Dataset rows about figures:
============================================================

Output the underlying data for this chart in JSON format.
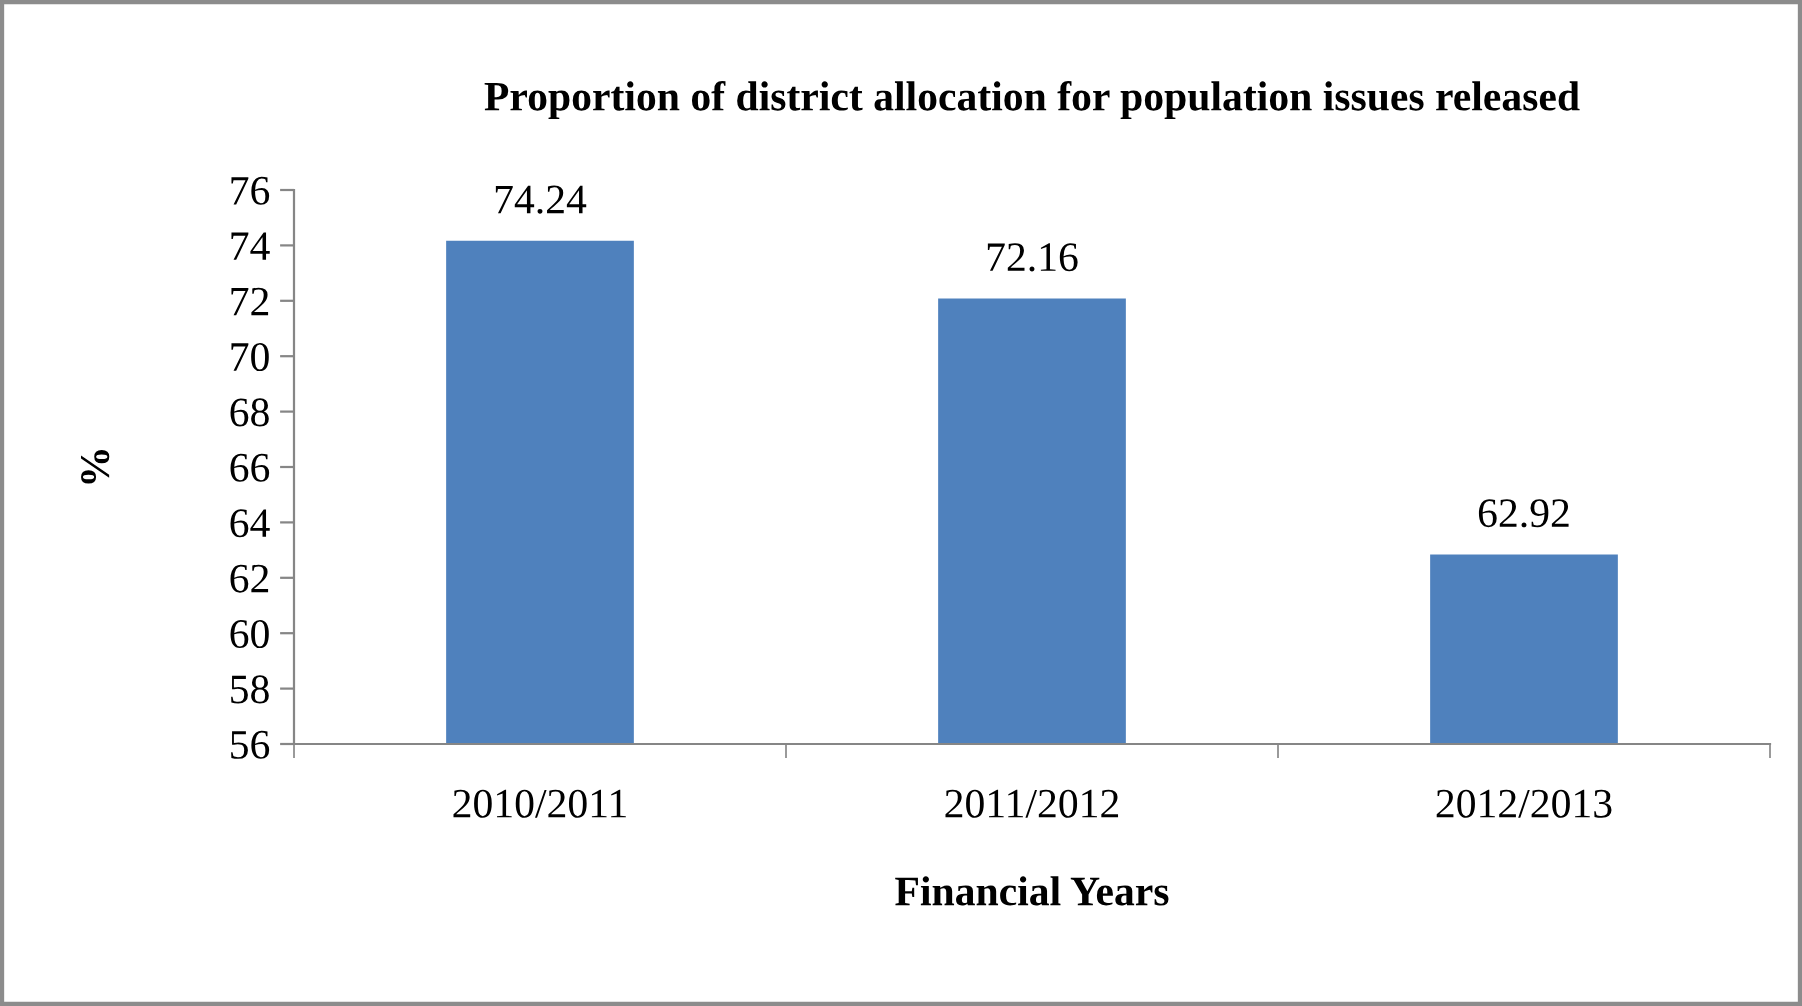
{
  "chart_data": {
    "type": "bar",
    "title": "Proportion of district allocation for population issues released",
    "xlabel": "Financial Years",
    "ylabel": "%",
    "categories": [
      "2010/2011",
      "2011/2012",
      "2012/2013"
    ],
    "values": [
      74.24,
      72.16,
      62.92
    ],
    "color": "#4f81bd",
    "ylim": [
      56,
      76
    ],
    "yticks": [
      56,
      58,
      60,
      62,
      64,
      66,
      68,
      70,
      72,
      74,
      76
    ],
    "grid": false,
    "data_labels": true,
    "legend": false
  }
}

============================================================

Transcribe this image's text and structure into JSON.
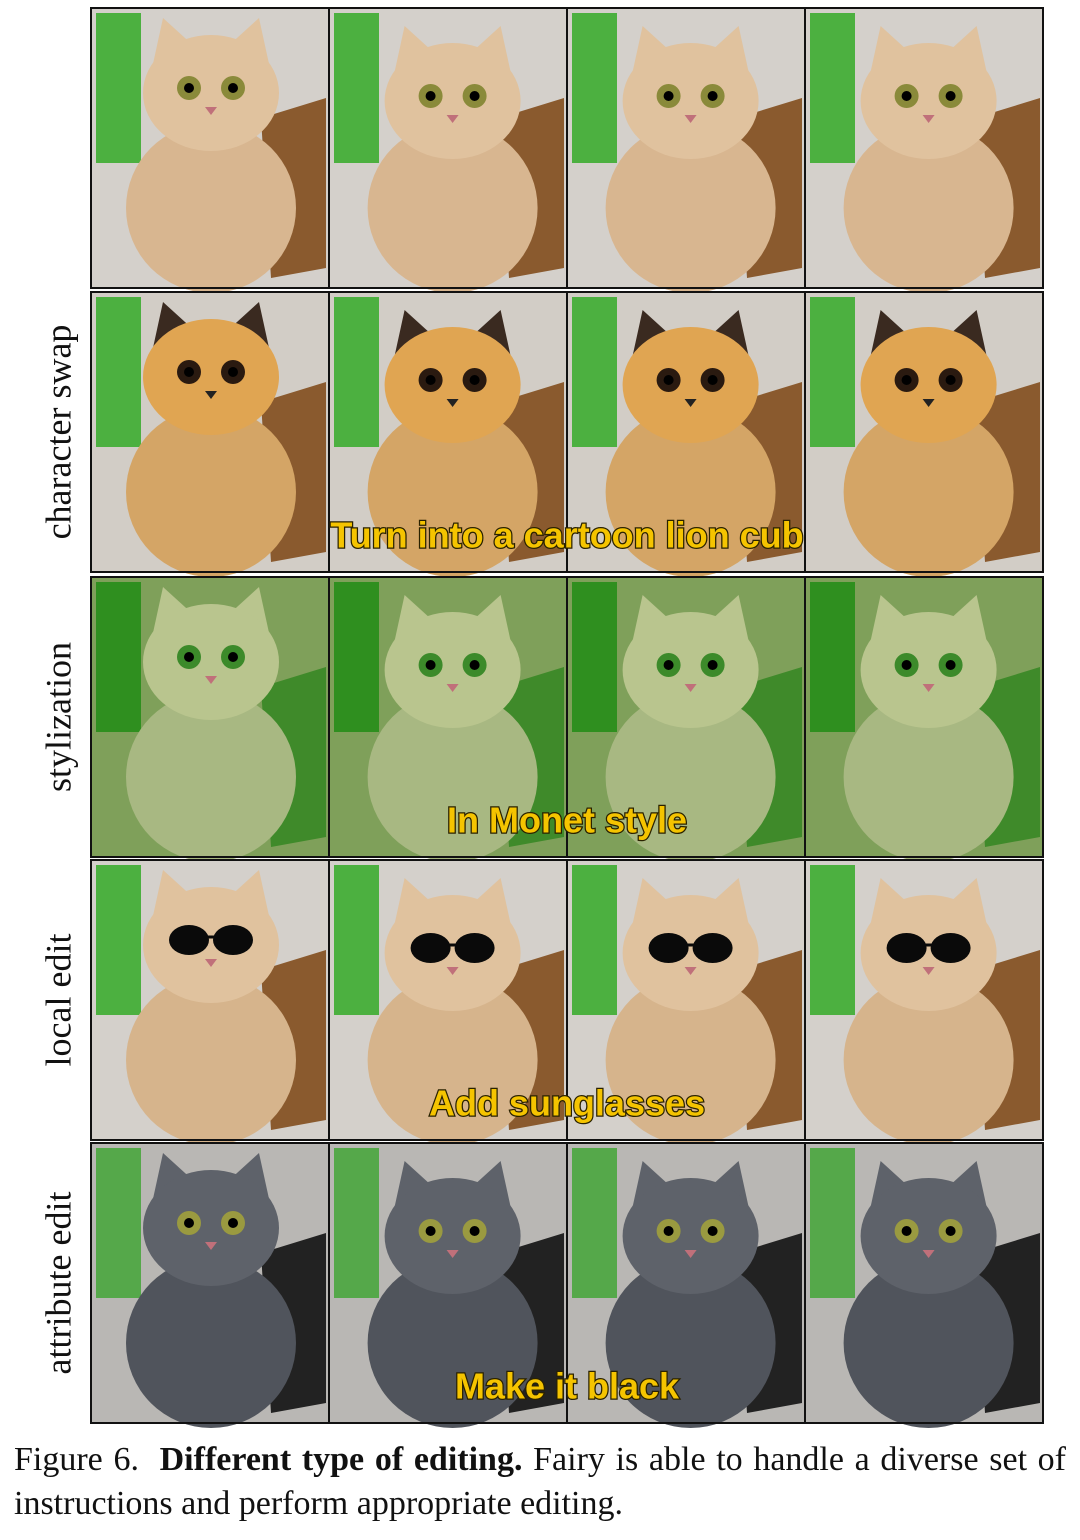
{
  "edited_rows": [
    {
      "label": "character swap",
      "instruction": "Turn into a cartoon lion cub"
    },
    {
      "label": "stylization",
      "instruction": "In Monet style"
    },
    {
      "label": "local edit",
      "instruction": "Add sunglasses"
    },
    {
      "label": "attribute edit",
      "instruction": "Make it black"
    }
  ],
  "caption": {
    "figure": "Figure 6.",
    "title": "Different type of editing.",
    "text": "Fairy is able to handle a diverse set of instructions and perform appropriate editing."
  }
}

============================================================

• **Aim**
Only lines with the word "editing" are wanted, so copy each one from the records.

• **Correct result**
    "title": "Different type of editing.",
    "text": "Fairy is able to handle a diverse set of instructions and perform appropriate editing."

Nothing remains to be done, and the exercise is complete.